## Start Records shown

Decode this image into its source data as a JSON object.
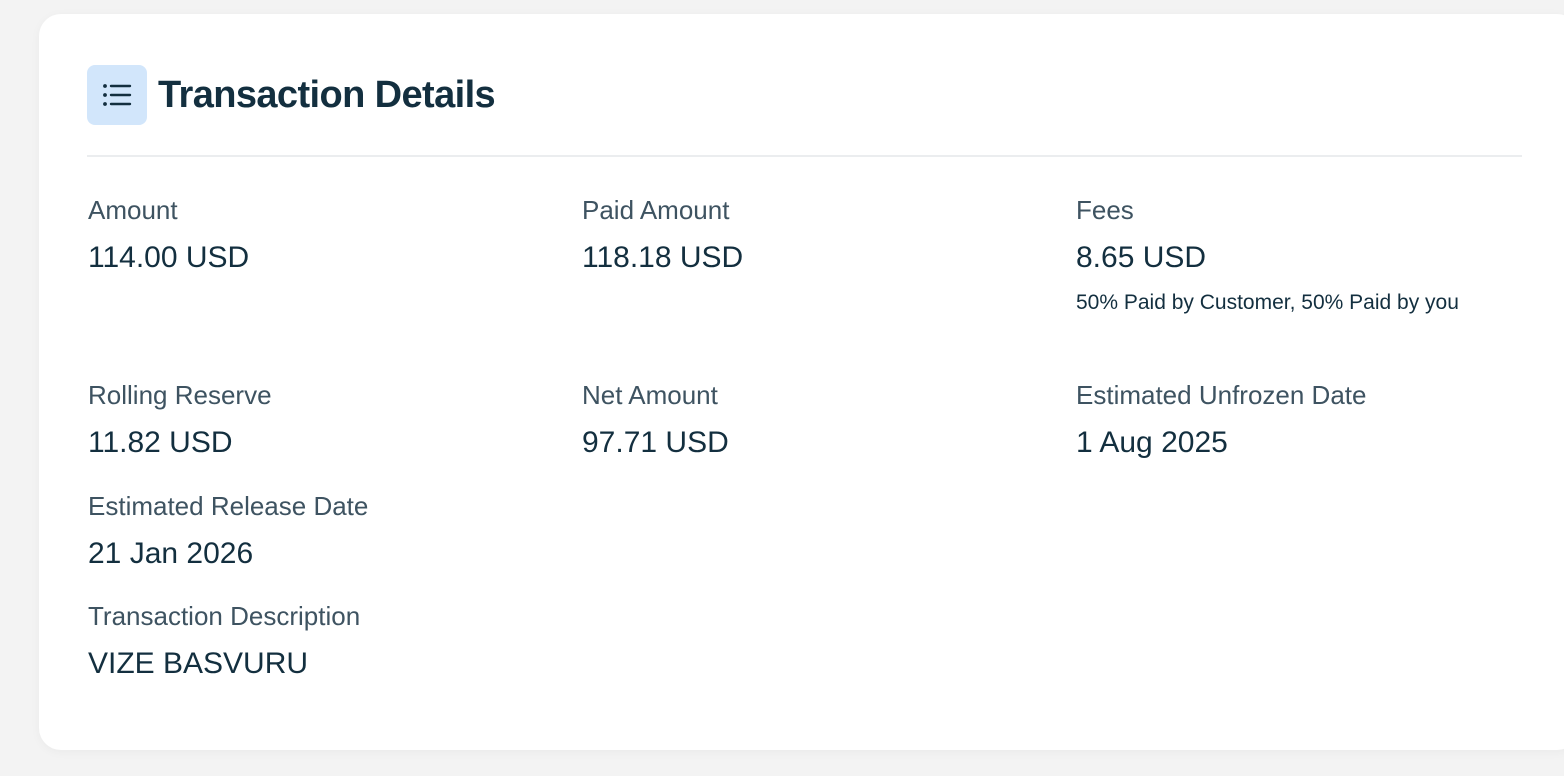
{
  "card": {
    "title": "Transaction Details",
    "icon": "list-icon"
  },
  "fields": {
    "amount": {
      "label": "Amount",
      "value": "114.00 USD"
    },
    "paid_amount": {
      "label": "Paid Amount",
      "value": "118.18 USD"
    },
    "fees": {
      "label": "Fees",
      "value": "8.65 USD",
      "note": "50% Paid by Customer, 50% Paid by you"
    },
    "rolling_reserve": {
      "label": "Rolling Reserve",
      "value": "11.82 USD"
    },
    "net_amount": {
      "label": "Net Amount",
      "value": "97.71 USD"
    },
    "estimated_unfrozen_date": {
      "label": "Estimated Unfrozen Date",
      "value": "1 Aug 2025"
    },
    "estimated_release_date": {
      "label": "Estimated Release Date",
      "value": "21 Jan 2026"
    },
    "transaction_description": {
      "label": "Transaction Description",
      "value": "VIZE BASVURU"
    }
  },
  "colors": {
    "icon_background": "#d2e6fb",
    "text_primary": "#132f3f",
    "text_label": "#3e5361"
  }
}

## End Records shown

- **Exercise prompt**: Give back the whole listing as it stands, minus its pictures.

- **Task answer**:
Decode this image into its source data as a JSON object.
{
  "card": {
    "title": "Transaction Details",
    "icon": "list-icon"
  },
  "fields": {
    "amount": {
      "label": "Amount",
      "value": "114.00 USD"
    },
    "paid_amount": {
      "label": "Paid Amount",
      "value": "118.18 USD"
    },
    "fees": {
      "label": "Fees",
      "value": "8.65 USD",
      "note": "50% Paid by Customer, 50% Paid by you"
    },
    "rolling_reserve": {
      "label": "Rolling Reserve",
      "value": "11.82 USD"
    },
    "net_amount": {
      "label": "Net Amount",
      "value": "97.71 USD"
    },
    "estimated_unfrozen_date": {
      "label": "Estimated Unfrozen Date",
      "value": "1 Aug 2025"
    },
    "estimated_release_date": {
      "label": "Estimated Release Date",
      "value": "21 Jan 2026"
    },
    "transaction_description": {
      "label": "Transaction Description",
      "value": "VIZE BASVURU"
    }
  },
  "colors": {
    "icon_background": "#d2e6fb",
    "text_primary": "#132f3f",
    "text_label": "#3e5361"
  }
}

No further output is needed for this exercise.